Write out exactly the lines from the line with "Parse this screenshot: output" through the line with "What's the underlying", both ends included, and no other line.

(Stored data entries)
»»

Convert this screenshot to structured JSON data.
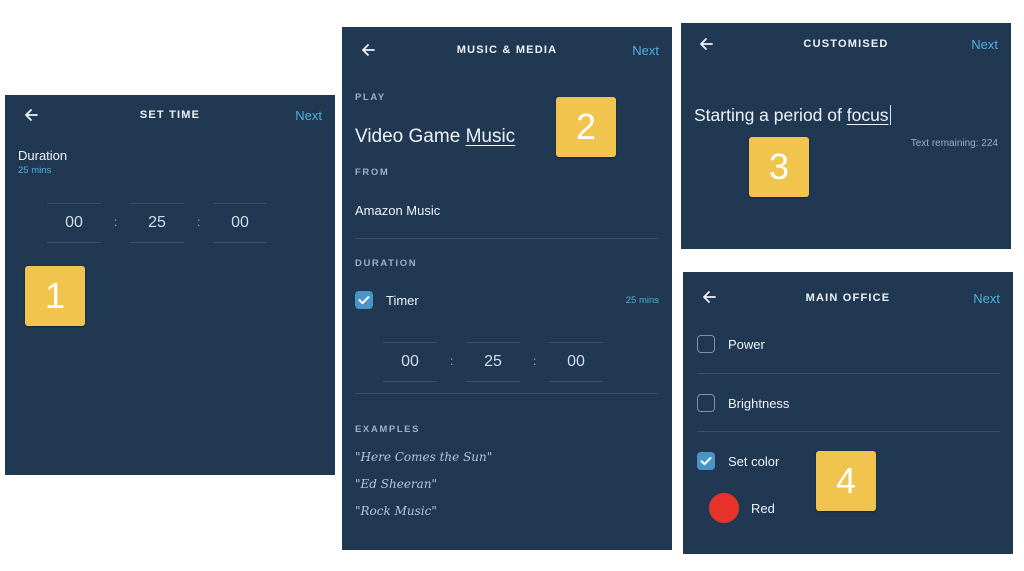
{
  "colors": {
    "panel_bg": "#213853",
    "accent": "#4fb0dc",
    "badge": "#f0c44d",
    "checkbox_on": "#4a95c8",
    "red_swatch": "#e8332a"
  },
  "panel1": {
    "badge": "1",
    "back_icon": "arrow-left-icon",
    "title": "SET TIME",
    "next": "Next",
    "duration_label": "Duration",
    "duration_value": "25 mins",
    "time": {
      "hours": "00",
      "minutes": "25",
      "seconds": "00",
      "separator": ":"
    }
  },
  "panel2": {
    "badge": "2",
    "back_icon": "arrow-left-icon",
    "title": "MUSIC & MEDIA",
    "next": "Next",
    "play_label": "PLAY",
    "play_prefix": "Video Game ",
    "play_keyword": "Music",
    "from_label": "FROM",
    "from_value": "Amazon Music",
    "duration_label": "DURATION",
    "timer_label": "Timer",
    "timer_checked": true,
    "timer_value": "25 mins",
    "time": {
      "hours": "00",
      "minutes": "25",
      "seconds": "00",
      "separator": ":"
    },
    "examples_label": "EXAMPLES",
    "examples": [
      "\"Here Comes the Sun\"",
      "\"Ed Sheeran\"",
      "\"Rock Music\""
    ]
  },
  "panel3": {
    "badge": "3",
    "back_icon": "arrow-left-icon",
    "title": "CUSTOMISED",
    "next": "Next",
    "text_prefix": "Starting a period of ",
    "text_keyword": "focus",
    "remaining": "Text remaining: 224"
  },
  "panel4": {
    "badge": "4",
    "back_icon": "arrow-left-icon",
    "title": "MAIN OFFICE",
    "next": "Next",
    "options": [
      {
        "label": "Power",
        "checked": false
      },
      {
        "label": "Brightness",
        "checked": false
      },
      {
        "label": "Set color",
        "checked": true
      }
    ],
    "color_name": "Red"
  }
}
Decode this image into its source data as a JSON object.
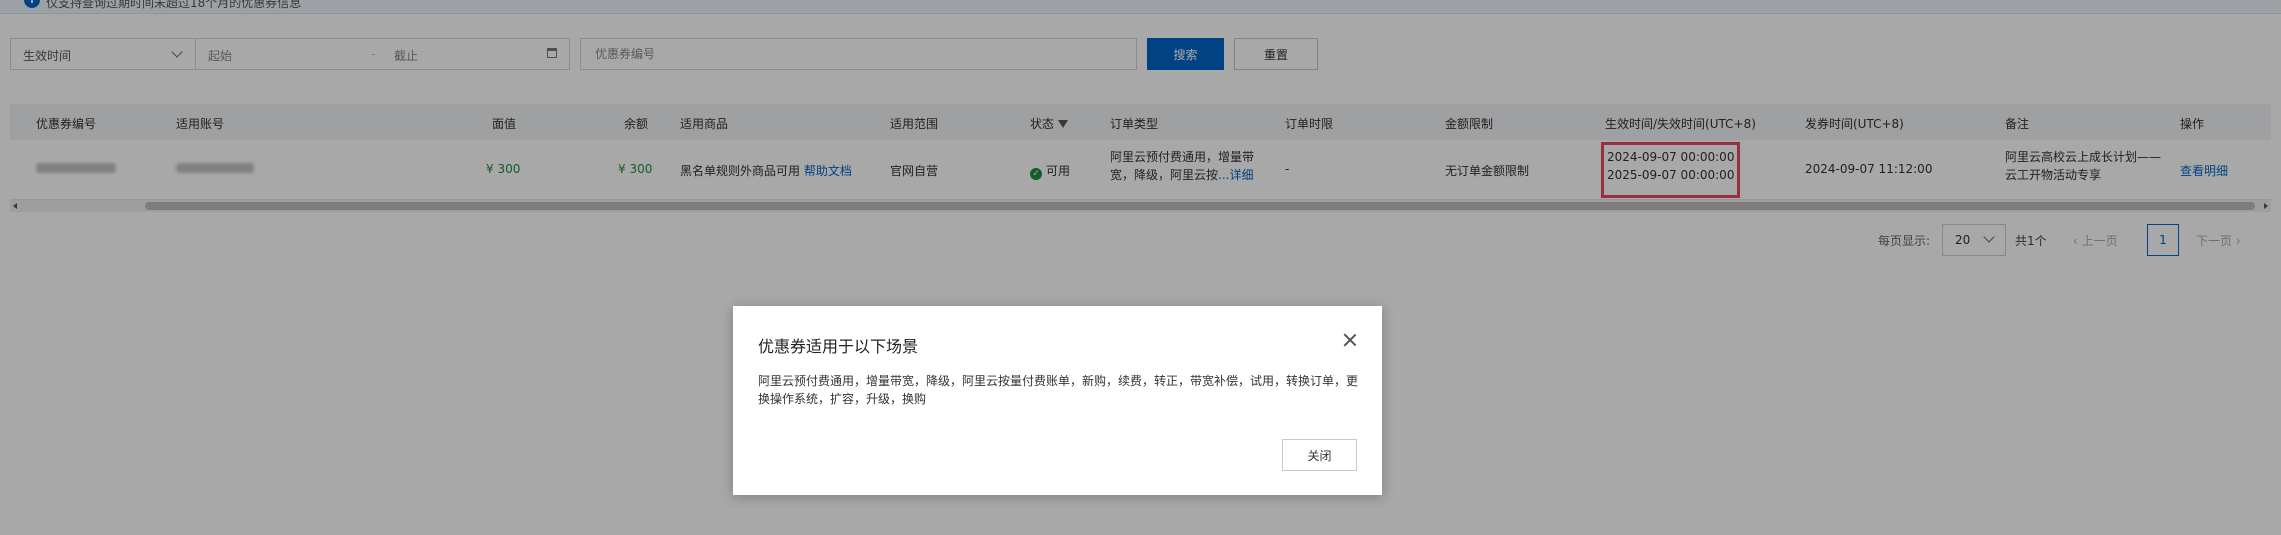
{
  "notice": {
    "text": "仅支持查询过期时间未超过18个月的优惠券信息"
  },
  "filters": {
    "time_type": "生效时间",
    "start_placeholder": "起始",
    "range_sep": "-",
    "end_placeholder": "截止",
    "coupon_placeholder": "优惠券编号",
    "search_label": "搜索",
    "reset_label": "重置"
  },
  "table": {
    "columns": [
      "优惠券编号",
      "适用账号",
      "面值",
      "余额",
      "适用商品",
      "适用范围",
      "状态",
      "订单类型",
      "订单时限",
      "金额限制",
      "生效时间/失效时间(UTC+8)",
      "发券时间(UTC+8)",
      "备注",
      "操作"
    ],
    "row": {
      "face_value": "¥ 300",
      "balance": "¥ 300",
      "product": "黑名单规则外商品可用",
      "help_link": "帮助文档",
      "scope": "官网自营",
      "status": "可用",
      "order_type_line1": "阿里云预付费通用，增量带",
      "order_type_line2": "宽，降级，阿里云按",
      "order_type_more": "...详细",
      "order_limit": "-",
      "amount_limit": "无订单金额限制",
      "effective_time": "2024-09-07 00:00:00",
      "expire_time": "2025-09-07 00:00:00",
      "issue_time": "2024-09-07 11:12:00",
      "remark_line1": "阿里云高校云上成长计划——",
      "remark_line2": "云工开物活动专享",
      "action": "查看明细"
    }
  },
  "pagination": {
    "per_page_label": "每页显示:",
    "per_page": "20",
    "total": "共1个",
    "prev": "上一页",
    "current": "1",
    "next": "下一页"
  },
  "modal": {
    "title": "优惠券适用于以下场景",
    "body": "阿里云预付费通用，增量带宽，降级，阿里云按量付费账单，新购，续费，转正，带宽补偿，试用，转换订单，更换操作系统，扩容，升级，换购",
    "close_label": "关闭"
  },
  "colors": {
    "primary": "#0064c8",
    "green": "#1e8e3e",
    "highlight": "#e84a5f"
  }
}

««
»»

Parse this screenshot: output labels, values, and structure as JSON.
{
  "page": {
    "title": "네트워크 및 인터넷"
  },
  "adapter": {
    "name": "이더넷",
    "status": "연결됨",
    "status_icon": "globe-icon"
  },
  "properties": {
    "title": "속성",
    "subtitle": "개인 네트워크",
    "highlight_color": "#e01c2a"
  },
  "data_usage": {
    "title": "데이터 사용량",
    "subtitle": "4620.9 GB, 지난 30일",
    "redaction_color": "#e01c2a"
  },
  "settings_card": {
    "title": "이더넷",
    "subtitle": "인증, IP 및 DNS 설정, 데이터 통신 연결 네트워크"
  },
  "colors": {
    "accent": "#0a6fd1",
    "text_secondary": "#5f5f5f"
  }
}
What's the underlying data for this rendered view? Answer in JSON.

««
»»

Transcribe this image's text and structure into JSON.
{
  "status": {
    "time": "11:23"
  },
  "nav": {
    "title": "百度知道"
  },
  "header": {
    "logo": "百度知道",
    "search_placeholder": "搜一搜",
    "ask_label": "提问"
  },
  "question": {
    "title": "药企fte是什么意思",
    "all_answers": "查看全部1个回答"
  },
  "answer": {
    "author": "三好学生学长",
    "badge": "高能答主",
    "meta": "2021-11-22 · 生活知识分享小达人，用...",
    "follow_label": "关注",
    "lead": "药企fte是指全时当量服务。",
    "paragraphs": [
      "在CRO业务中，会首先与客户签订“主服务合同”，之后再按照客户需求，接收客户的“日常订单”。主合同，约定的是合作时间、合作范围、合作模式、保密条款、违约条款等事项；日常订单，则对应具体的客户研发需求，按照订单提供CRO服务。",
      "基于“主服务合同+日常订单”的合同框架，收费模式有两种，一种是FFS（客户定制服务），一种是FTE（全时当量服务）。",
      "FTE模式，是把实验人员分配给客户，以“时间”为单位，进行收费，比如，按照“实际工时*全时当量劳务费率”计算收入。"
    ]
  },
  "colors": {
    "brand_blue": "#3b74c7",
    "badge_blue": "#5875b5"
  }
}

««

* [Result of this exercise]
Parse this screenshot: output labels, values, and structure as JSON.
{
  "page": {
    "title": "네트워크 및 인터넷"
  },
  "adapter": {
    "name": "이더넷",
    "status": "연결됨",
    "status_icon": "globe-icon"
  },
  "properties": {
    "title": "속성",
    "subtitle": "개인 네트워크",
    "highlight_color": "#e01c2a"
  },
  "data_usage": {
    "title": "데이터 사용량",
    "subtitle": "4620.9 GB, 지난 30일",
    "redaction_color": "#e01c2a"
  },
  "settings_card": {
    "title": "이더넷",
    "subtitle": "인증, IP 및 DNS 설정, 데이터 통신 연결 네트워크"
  },
  "colors": {
    "accent": "#0a6fd1",
    "text_secondary": "#5f5f5f"
  }
}
What's the underlying data for this rendered view? Answer in JSON.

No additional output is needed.